### GIVEN REQUEST
Look below. Copy each line that has "암호화폐" in it.

### Dataset entries on figures

— Begin —

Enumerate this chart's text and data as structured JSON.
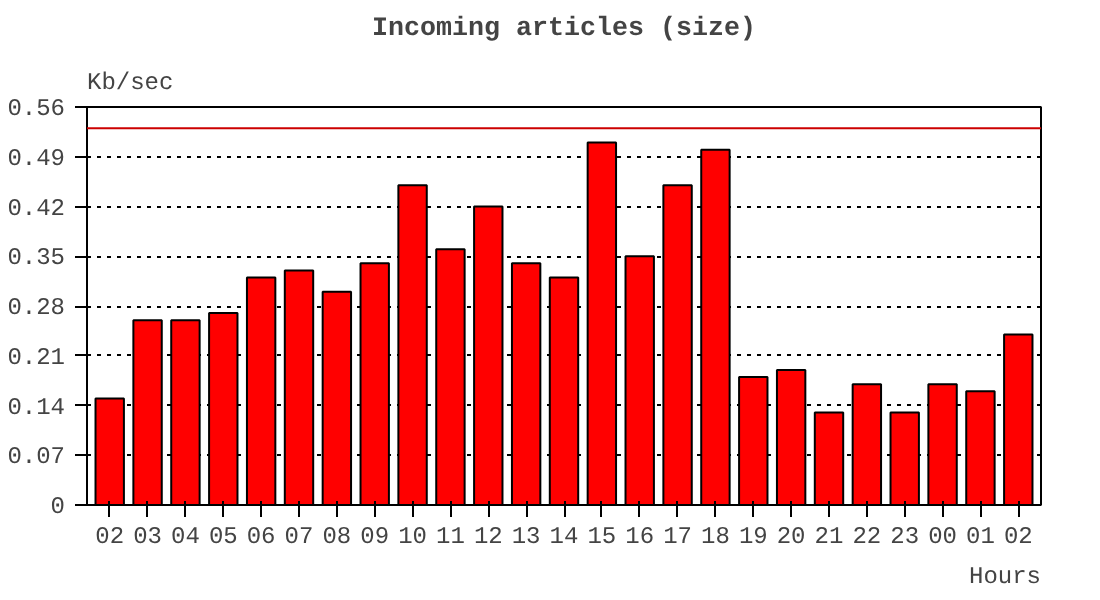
{
  "chart_data": {
    "type": "bar",
    "title": "Incoming articles (size)",
    "xlabel": "Hours",
    "ylabel": "Kb/sec",
    "categories": [
      "02",
      "03",
      "04",
      "05",
      "06",
      "07",
      "08",
      "09",
      "10",
      "11",
      "12",
      "13",
      "14",
      "15",
      "16",
      "17",
      "18",
      "19",
      "20",
      "21",
      "22",
      "23",
      "00",
      "01",
      "02"
    ],
    "values": [
      0.15,
      0.26,
      0.26,
      0.27,
      0.32,
      0.33,
      0.3,
      0.34,
      0.45,
      0.36,
      0.42,
      0.34,
      0.32,
      0.51,
      0.35,
      0.45,
      0.5,
      0.18,
      0.19,
      0.13,
      0.17,
      0.13,
      0.17,
      0.16,
      0.24
    ],
    "color": "#ff0000",
    "ylim": [
      0,
      0.56
    ],
    "yticks": [
      0,
      0.07,
      0.14,
      0.21,
      0.28,
      0.35,
      0.42,
      0.49,
      0.56
    ],
    "grid": "y",
    "ref_lines": [
      {
        "axis": "y",
        "value": 0.53,
        "color": "#cc0000",
        "line_style": "solid"
      }
    ]
  }
}
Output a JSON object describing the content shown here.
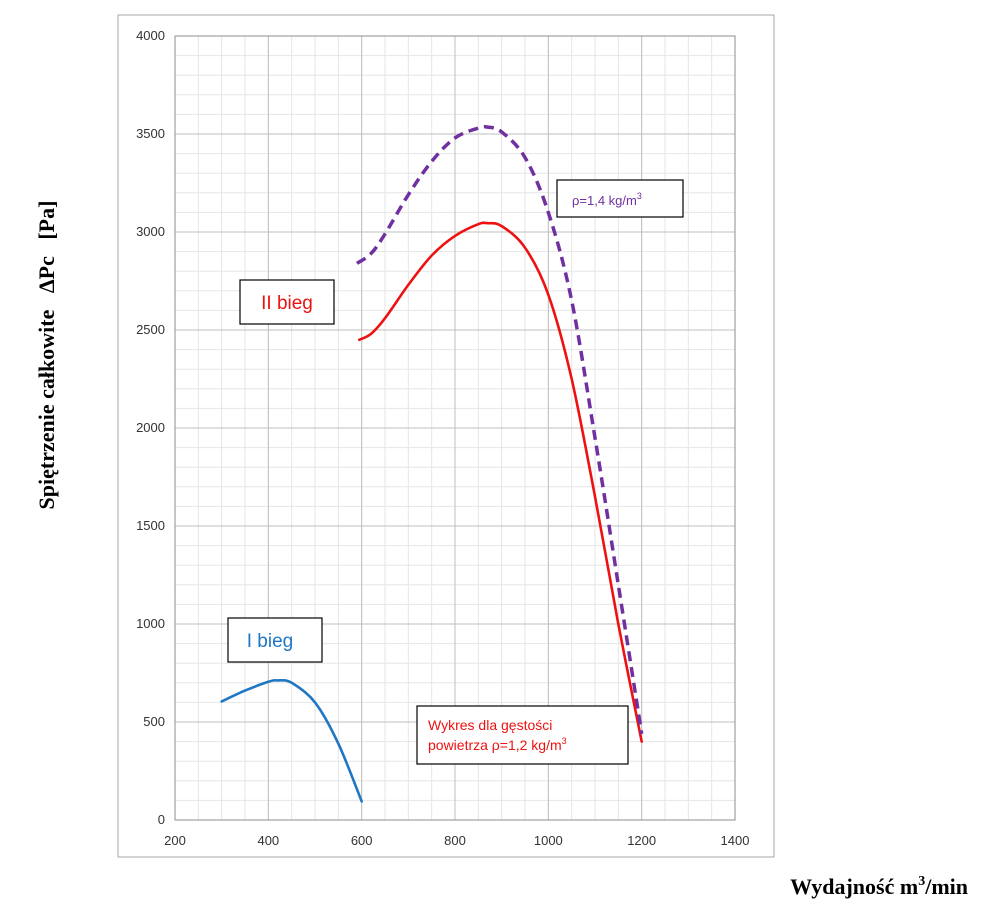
{
  "chart_data": {
    "type": "line",
    "xlim": [
      200,
      1400
    ],
    "ylim": [
      0,
      4000
    ],
    "x_ticks": [
      200,
      400,
      600,
      800,
      1000,
      1200,
      1400
    ],
    "y_ticks": [
      0,
      500,
      1000,
      1500,
      2000,
      2500,
      3000,
      3500,
      4000
    ],
    "x_minor_step": 50,
    "y_minor_step": 100,
    "grid": true,
    "ylabel": "Spiętrzenie całkowite   ΔPc   [Pa]",
    "xlabel": "Wydajność m",
    "xlabel_sup": "3",
    "xlabel_suffix": "/min",
    "series": [
      {
        "color": "#1f77c4",
        "style": "solid",
        "points": [
          [
            300,
            605
          ],
          [
            350,
            660
          ],
          [
            400,
            705
          ],
          [
            420,
            712
          ],
          [
            450,
            700
          ],
          [
            500,
            600
          ],
          [
            550,
            390
          ],
          [
            600,
            95
          ]
        ]
      },
      {
        "color": "#ee1111",
        "style": "solid",
        "points": [
          [
            595,
            2450
          ],
          [
            620,
            2480
          ],
          [
            650,
            2560
          ],
          [
            700,
            2730
          ],
          [
            750,
            2880
          ],
          [
            800,
            2980
          ],
          [
            850,
            3040
          ],
          [
            870,
            3045
          ],
          [
            900,
            3030
          ],
          [
            950,
            2920
          ],
          [
            1000,
            2680
          ],
          [
            1050,
            2250
          ],
          [
            1100,
            1650
          ],
          [
            1150,
            1000
          ],
          [
            1200,
            400
          ]
        ]
      },
      {
        "color": "#7030a0",
        "style": "dashed",
        "points": [
          [
            590,
            2840
          ],
          [
            620,
            2890
          ],
          [
            650,
            2990
          ],
          [
            700,
            3190
          ],
          [
            750,
            3360
          ],
          [
            800,
            3480
          ],
          [
            850,
            3530
          ],
          [
            870,
            3535
          ],
          [
            900,
            3510
          ],
          [
            950,
            3380
          ],
          [
            1000,
            3100
          ],
          [
            1050,
            2650
          ],
          [
            1100,
            1950
          ],
          [
            1150,
            1200
          ],
          [
            1200,
            440
          ]
        ]
      }
    ],
    "annotations": {
      "gear2": {
        "text": "II bieg",
        "color": "#ee1111"
      },
      "gear1": {
        "text": "I bieg",
        "color": "#1f77c4"
      },
      "rho14": {
        "text": "ρ=1,4 kg/m",
        "sup": "3",
        "color": "#7030a0"
      },
      "rho12": {
        "line1": "Wykres dla gęstości",
        "line2": "powietrza ρ=1,2 kg/m",
        "sup": "3",
        "color": "#ee1111"
      }
    }
  }
}
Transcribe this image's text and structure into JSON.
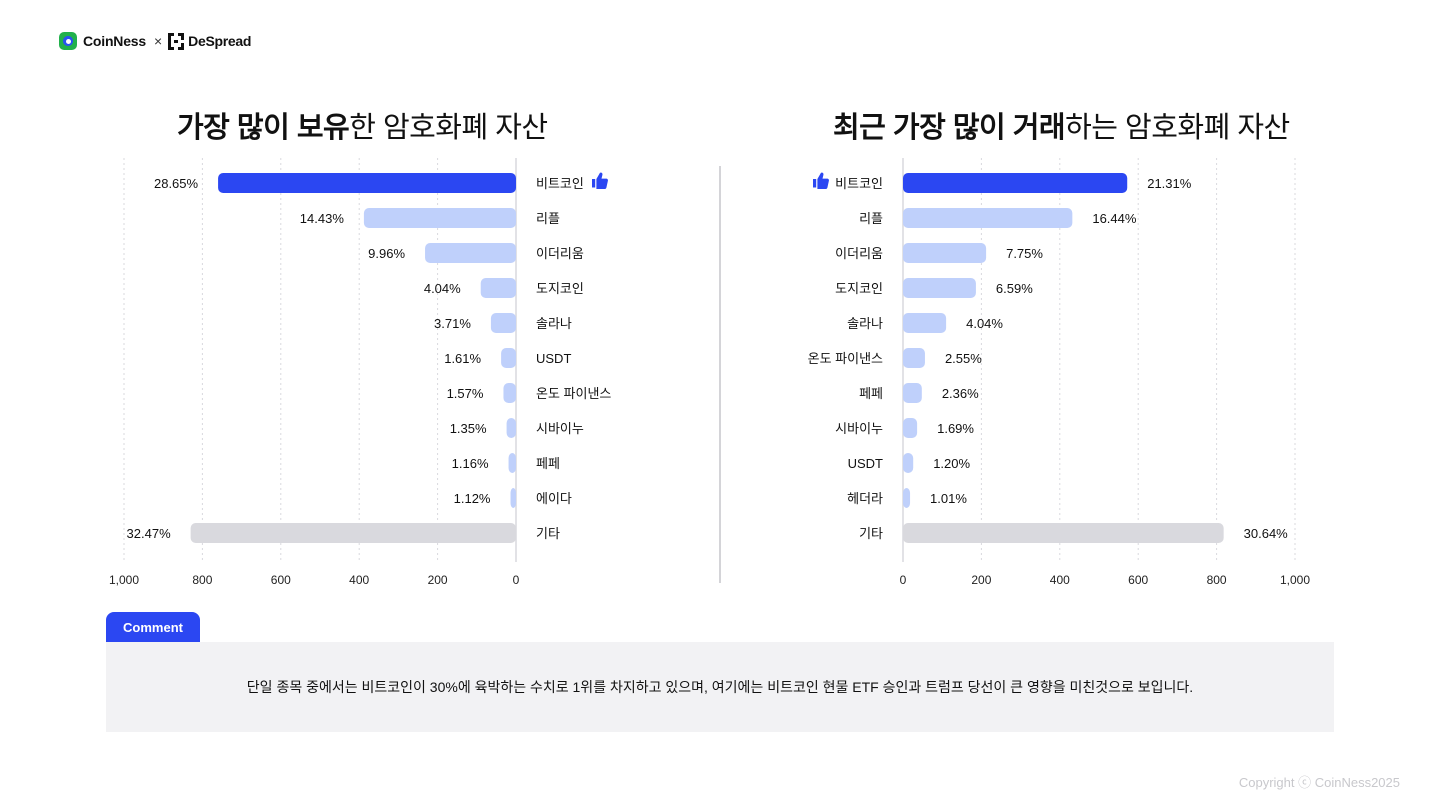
{
  "header": {
    "brand1": "CoinNess",
    "separator": "×",
    "brand2": "DeSpread"
  },
  "charts": {
    "left_title_bold": "가장 많이 보유",
    "left_title_rest": "한 암호화폐 자산",
    "right_title_bold": "최근 가장 많이 거래",
    "right_title_rest": "하는 암호화폐 자산"
  },
  "chart_data": [
    {
      "type": "bar",
      "orientation": "horizontal",
      "direction": "right-to-left",
      "title": "가장 많이 보유한 암호화폐 자산",
      "categories": [
        "비트코인",
        "리플",
        "이더리움",
        "도지코인",
        "솔라나",
        "USDT",
        "온도 파이낸스",
        "시바이누",
        "페페",
        "에이다",
        "기타"
      ],
      "values": [
        760,
        388,
        232,
        90,
        64,
        38,
        32,
        24,
        19,
        14,
        830
      ],
      "value_labels": [
        "28.65%",
        "14.43%",
        "9.96%",
        "4.04%",
        "3.71%",
        "1.61%",
        "1.57%",
        "1.35%",
        "1.16%",
        "1.12%",
        "32.47%"
      ],
      "highlight": [
        "bitcoin",
        "other"
      ],
      "xlim": [
        0,
        1000
      ],
      "xticks": [
        "1,000",
        "800",
        "600",
        "400",
        "200",
        "0"
      ],
      "grid": true
    },
    {
      "type": "bar",
      "orientation": "horizontal",
      "direction": "left-to-right",
      "title": "최근 가장 많이 거래하는 암호화폐 자산",
      "categories": [
        "비트코인",
        "리플",
        "이더리움",
        "도지코인",
        "솔라나",
        "온도 파이낸스",
        "페페",
        "시바이누",
        "USDT",
        "헤더라",
        "기타"
      ],
      "values": [
        572,
        432,
        212,
        186,
        110,
        56,
        48,
        36,
        26,
        18,
        818
      ],
      "value_labels": [
        "21.31%",
        "16.44%",
        "7.75%",
        "6.59%",
        "4.04%",
        "2.55%",
        "2.36%",
        "1.69%",
        "1.20%",
        "1.01%",
        "30.64%"
      ],
      "xlim": [
        0,
        1000
      ],
      "xticks": [
        "0",
        "200",
        "400",
        "600",
        "800",
        "1,000"
      ],
      "grid": true
    }
  ],
  "colors": {
    "primary": "#2b47f2",
    "secondary": "#bfd0fb",
    "other": "#d9d9de",
    "grid": "#d9d9de"
  },
  "comment": {
    "tab_label": "Comment",
    "text": "단일 종목 중에서는 비트코인이 30%에 육박하는 수치로 1위를 차지하고 있으며, 여기에는 비트코인 현물 ETF 승인과 트럼프 당선이 큰 영향을 미친것으로 보입니다."
  },
  "footer": {
    "copyright": "Copyright ⓒ CoinNess2025"
  }
}
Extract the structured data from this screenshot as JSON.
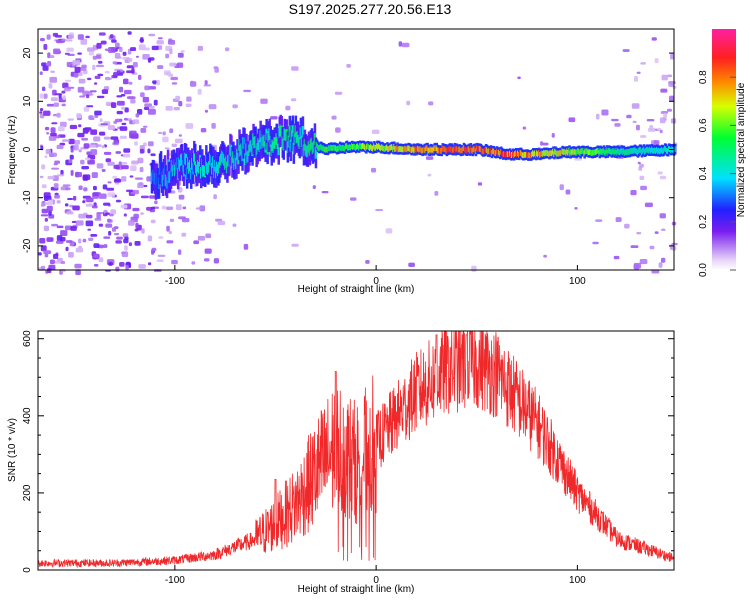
{
  "title": "S197.2025.277.20.56.E13",
  "colors": {
    "signal": "#f0282a",
    "frame": "#000000",
    "background": "#ffffff"
  },
  "chart_data": [
    {
      "type": "heatmap",
      "name": "spectrogram",
      "title": "S197.2025.277.20.56.E13",
      "xlabel": "Height of straight line (km)",
      "ylabel": "Frequency (Hz)",
      "xlim": [
        -168,
        148
      ],
      "ylim": [
        -25,
        25
      ],
      "xticks": [
        -100,
        0,
        100
      ],
      "yticks": [
        -20,
        -10,
        0,
        10,
        20
      ],
      "colorbar": {
        "label": "Normalized spectral amplitude",
        "range": [
          0,
          1
        ],
        "ticks": [
          "0.0",
          "0.2",
          "0.4",
          "0.6",
          "0.8"
        ]
      },
      "ridge": [
        {
          "x": -110,
          "y": -6,
          "amp": 0.35
        },
        {
          "x": -95,
          "y": -3,
          "amp": 0.45
        },
        {
          "x": -80,
          "y": -3,
          "amp": 0.45
        },
        {
          "x": -65,
          "y": 0,
          "amp": 0.45
        },
        {
          "x": -45,
          "y": 2.5,
          "amp": 0.5
        },
        {
          "x": -35,
          "y": 1.5,
          "amp": 0.5
        },
        {
          "x": -25,
          "y": 0,
          "amp": 0.55
        },
        {
          "x": -15,
          "y": 0.5,
          "amp": 0.55
        },
        {
          "x": 0,
          "y": 0.5,
          "amp": 0.65
        },
        {
          "x": 20,
          "y": 0,
          "amp": 0.8
        },
        {
          "x": 50,
          "y": 0,
          "amp": 0.85
        },
        {
          "x": 65,
          "y": -1,
          "amp": 0.82
        },
        {
          "x": 80,
          "y": -1,
          "amp": 0.75
        },
        {
          "x": 95,
          "y": -0.5,
          "amp": 0.65
        },
        {
          "x": 105,
          "y": -0.5,
          "amp": 0.6
        },
        {
          "x": 120,
          "y": -0.5,
          "amp": 0.5
        },
        {
          "x": 148,
          "y": 0,
          "amp": 0.4
        }
      ]
    },
    {
      "type": "line",
      "name": "snr",
      "xlabel": "Height of straight line (km)",
      "ylabel": "SNR (10 * v/v)",
      "xlim": [
        -168,
        148
      ],
      "ylim": [
        0,
        620
      ],
      "xticks": [
        -100,
        0,
        100
      ],
      "yticks": [
        0,
        200,
        400,
        600
      ],
      "envelope": [
        {
          "x": -168,
          "y": 18
        },
        {
          "x": -130,
          "y": 18
        },
        {
          "x": -100,
          "y": 25
        },
        {
          "x": -80,
          "y": 40
        },
        {
          "x": -60,
          "y": 80
        },
        {
          "x": -50,
          "y": 120
        },
        {
          "x": -40,
          "y": 170
        },
        {
          "x": -30,
          "y": 250
        },
        {
          "x": -20,
          "y": 320
        },
        {
          "x": -10,
          "y": 280
        },
        {
          "x": 0,
          "y": 330
        },
        {
          "x": 20,
          "y": 460
        },
        {
          "x": 35,
          "y": 520
        },
        {
          "x": 50,
          "y": 540
        },
        {
          "x": 60,
          "y": 510
        },
        {
          "x": 80,
          "y": 380
        },
        {
          "x": 100,
          "y": 200
        },
        {
          "x": 120,
          "y": 80
        },
        {
          "x": 148,
          "y": 30
        }
      ],
      "peaks": [
        {
          "x": -50,
          "y": 235
        },
        {
          "x": -20,
          "y": 515
        },
        {
          "x": 30,
          "y": 610
        },
        {
          "x": 45,
          "y": 610
        }
      ]
    }
  ]
}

— End —

### SOLUTION TO THE EXERCISE
    "left_title_rest": "한 암호화폐 자산",
    "right_title_rest": "하는 암호화폐 자산"
      "title": "가장 많이 보유한 암호화폐 자산",
      "title": "최근 가장 많이 거래하는 암호화폐 자산",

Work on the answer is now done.